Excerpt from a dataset
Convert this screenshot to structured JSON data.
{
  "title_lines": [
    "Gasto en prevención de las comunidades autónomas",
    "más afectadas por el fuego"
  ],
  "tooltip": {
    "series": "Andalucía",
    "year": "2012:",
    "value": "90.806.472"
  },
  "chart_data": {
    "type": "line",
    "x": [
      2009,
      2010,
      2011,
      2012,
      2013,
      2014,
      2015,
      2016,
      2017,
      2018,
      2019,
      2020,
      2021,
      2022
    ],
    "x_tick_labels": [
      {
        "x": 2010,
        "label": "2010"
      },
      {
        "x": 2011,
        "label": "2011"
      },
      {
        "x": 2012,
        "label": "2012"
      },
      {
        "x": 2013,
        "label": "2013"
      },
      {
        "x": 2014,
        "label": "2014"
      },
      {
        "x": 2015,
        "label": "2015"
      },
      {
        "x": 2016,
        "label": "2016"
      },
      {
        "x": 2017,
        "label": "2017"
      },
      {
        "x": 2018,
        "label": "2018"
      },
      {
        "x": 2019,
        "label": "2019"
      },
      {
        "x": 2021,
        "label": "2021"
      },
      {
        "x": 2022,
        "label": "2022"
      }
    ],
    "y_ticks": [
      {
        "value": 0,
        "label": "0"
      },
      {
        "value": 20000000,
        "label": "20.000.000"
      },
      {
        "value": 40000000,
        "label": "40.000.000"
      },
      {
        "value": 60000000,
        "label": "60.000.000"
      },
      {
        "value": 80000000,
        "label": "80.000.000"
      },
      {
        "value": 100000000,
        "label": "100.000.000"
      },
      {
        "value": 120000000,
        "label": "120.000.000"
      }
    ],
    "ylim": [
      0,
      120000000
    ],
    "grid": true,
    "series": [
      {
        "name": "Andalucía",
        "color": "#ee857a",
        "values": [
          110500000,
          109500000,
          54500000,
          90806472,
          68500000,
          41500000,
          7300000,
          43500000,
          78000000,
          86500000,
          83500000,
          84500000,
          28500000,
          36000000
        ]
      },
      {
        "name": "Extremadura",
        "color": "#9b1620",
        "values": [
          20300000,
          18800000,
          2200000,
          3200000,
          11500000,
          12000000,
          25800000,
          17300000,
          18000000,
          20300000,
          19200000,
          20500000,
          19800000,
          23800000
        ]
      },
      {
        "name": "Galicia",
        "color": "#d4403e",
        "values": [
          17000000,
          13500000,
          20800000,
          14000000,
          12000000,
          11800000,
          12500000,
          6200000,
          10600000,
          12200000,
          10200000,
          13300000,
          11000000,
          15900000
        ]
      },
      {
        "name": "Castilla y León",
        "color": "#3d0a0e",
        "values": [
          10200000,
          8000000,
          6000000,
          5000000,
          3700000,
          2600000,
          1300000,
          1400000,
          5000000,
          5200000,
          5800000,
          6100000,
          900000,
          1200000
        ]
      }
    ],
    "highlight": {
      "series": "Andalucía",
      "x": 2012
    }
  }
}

**Goal**
Count all lines of the data that include "series". The answer is the number alone.

**Exercise output**
3